##### DATA SUPPLIED #####

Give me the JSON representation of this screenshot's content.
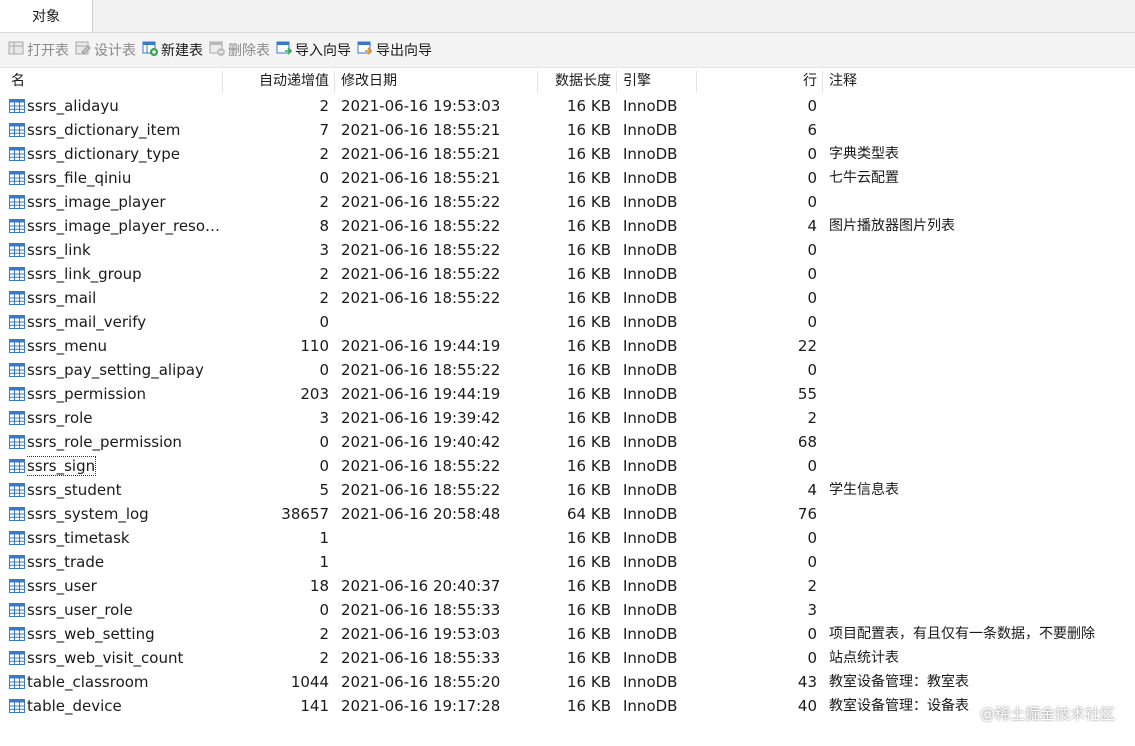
{
  "tabs": {
    "active_label": "对象"
  },
  "toolbar": {
    "buttons": [
      {
        "label": "打开表",
        "icon": "open-table-icon",
        "enabled": false
      },
      {
        "label": "设计表",
        "icon": "design-table-icon",
        "enabled": false
      },
      {
        "label": "新建表",
        "icon": "new-table-icon",
        "enabled": true
      },
      {
        "label": "删除表",
        "icon": "delete-table-icon",
        "enabled": false
      },
      {
        "label": "导入向导",
        "icon": "import-wizard-icon",
        "enabled": true
      },
      {
        "label": "导出向导",
        "icon": "export-wizard-icon",
        "enabled": true
      }
    ]
  },
  "columns": {
    "name": "名",
    "auto_increment": "自动递增值",
    "modified": "修改日期",
    "data_length": "数据长度",
    "engine": "引擎",
    "rows": "行",
    "comment": "注释"
  },
  "table_rows": [
    {
      "name": "ssrs_alidayu",
      "auto": "2",
      "date": "2021-06-16 19:53:03",
      "size": "16 KB",
      "engine": "InnoDB",
      "rows": "0",
      "comment": ""
    },
    {
      "name": "ssrs_dictionary_item",
      "auto": "7",
      "date": "2021-06-16 18:55:21",
      "size": "16 KB",
      "engine": "InnoDB",
      "rows": "6",
      "comment": ""
    },
    {
      "name": "ssrs_dictionary_type",
      "auto": "2",
      "date": "2021-06-16 18:55:21",
      "size": "16 KB",
      "engine": "InnoDB",
      "rows": "0",
      "comment": "字典类型表"
    },
    {
      "name": "ssrs_file_qiniu",
      "auto": "0",
      "date": "2021-06-16 18:55:21",
      "size": "16 KB",
      "engine": "InnoDB",
      "rows": "0",
      "comment": "七牛云配置"
    },
    {
      "name": "ssrs_image_player",
      "auto": "2",
      "date": "2021-06-16 18:55:22",
      "size": "16 KB",
      "engine": "InnoDB",
      "rows": "0",
      "comment": ""
    },
    {
      "name": "ssrs_image_player_resou...",
      "auto": "8",
      "date": "2021-06-16 18:55:22",
      "size": "16 KB",
      "engine": "InnoDB",
      "rows": "4",
      "comment": "图片播放器图片列表"
    },
    {
      "name": "ssrs_link",
      "auto": "3",
      "date": "2021-06-16 18:55:22",
      "size": "16 KB",
      "engine": "InnoDB",
      "rows": "0",
      "comment": ""
    },
    {
      "name": "ssrs_link_group",
      "auto": "2",
      "date": "2021-06-16 18:55:22",
      "size": "16 KB",
      "engine": "InnoDB",
      "rows": "0",
      "comment": ""
    },
    {
      "name": "ssrs_mail",
      "auto": "2",
      "date": "2021-06-16 18:55:22",
      "size": "16 KB",
      "engine": "InnoDB",
      "rows": "0",
      "comment": ""
    },
    {
      "name": "ssrs_mail_verify",
      "auto": "0",
      "date": "",
      "size": "16 KB",
      "engine": "InnoDB",
      "rows": "0",
      "comment": ""
    },
    {
      "name": "ssrs_menu",
      "auto": "110",
      "date": "2021-06-16 19:44:19",
      "size": "16 KB",
      "engine": "InnoDB",
      "rows": "22",
      "comment": ""
    },
    {
      "name": "ssrs_pay_setting_alipay",
      "auto": "0",
      "date": "2021-06-16 18:55:22",
      "size": "16 KB",
      "engine": "InnoDB",
      "rows": "0",
      "comment": ""
    },
    {
      "name": "ssrs_permission",
      "auto": "203",
      "date": "2021-06-16 19:44:19",
      "size": "16 KB",
      "engine": "InnoDB",
      "rows": "55",
      "comment": ""
    },
    {
      "name": "ssrs_role",
      "auto": "3",
      "date": "2021-06-16 19:39:42",
      "size": "16 KB",
      "engine": "InnoDB",
      "rows": "2",
      "comment": ""
    },
    {
      "name": "ssrs_role_permission",
      "auto": "0",
      "date": "2021-06-16 19:40:42",
      "size": "16 KB",
      "engine": "InnoDB",
      "rows": "68",
      "comment": ""
    },
    {
      "name": "ssrs_sign",
      "auto": "0",
      "date": "2021-06-16 18:55:22",
      "size": "16 KB",
      "engine": "InnoDB",
      "rows": "0",
      "comment": "",
      "focused": true
    },
    {
      "name": "ssrs_student",
      "auto": "5",
      "date": "2021-06-16 18:55:22",
      "size": "16 KB",
      "engine": "InnoDB",
      "rows": "4",
      "comment": "学生信息表"
    },
    {
      "name": "ssrs_system_log",
      "auto": "38657",
      "date": "2021-06-16 20:58:48",
      "size": "64 KB",
      "engine": "InnoDB",
      "rows": "76",
      "comment": ""
    },
    {
      "name": "ssrs_timetask",
      "auto": "1",
      "date": "",
      "size": "16 KB",
      "engine": "InnoDB",
      "rows": "0",
      "comment": ""
    },
    {
      "name": "ssrs_trade",
      "auto": "1",
      "date": "",
      "size": "16 KB",
      "engine": "InnoDB",
      "rows": "0",
      "comment": ""
    },
    {
      "name": "ssrs_user",
      "auto": "18",
      "date": "2021-06-16 20:40:37",
      "size": "16 KB",
      "engine": "InnoDB",
      "rows": "2",
      "comment": ""
    },
    {
      "name": "ssrs_user_role",
      "auto": "0",
      "date": "2021-06-16 18:55:33",
      "size": "16 KB",
      "engine": "InnoDB",
      "rows": "3",
      "comment": ""
    },
    {
      "name": "ssrs_web_setting",
      "auto": "2",
      "date": "2021-06-16 19:53:03",
      "size": "16 KB",
      "engine": "InnoDB",
      "rows": "0",
      "comment": "项目配置表，有且仅有一条数据，不要删除"
    },
    {
      "name": "ssrs_web_visit_count",
      "auto": "2",
      "date": "2021-06-16 18:55:33",
      "size": "16 KB",
      "engine": "InnoDB",
      "rows": "0",
      "comment": "站点统计表"
    },
    {
      "name": "table_classroom",
      "auto": "1044",
      "date": "2021-06-16 18:55:20",
      "size": "16 KB",
      "engine": "InnoDB",
      "rows": "43",
      "comment": "教室设备管理：教室表"
    },
    {
      "name": "table_device",
      "auto": "141",
      "date": "2021-06-16 19:17:28",
      "size": "16 KB",
      "engine": "InnoDB",
      "rows": "40",
      "comment": "教室设备管理：设备表"
    }
  ],
  "watermark": "@稀土掘金技术社区",
  "colors": {
    "table_icon": "#3a78c8",
    "add_badge": "#2fa84f",
    "disabled_text": "#8a8a8a"
  }
}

#####

**INSTRUCTION:** Extract all lines from the data in which "教室设备管理" is found.

**SOLUTION TO THIS PROBLEM:**
      "comment": "教室设备管理：教室表"
      "comment": "教室设备管理：设备表"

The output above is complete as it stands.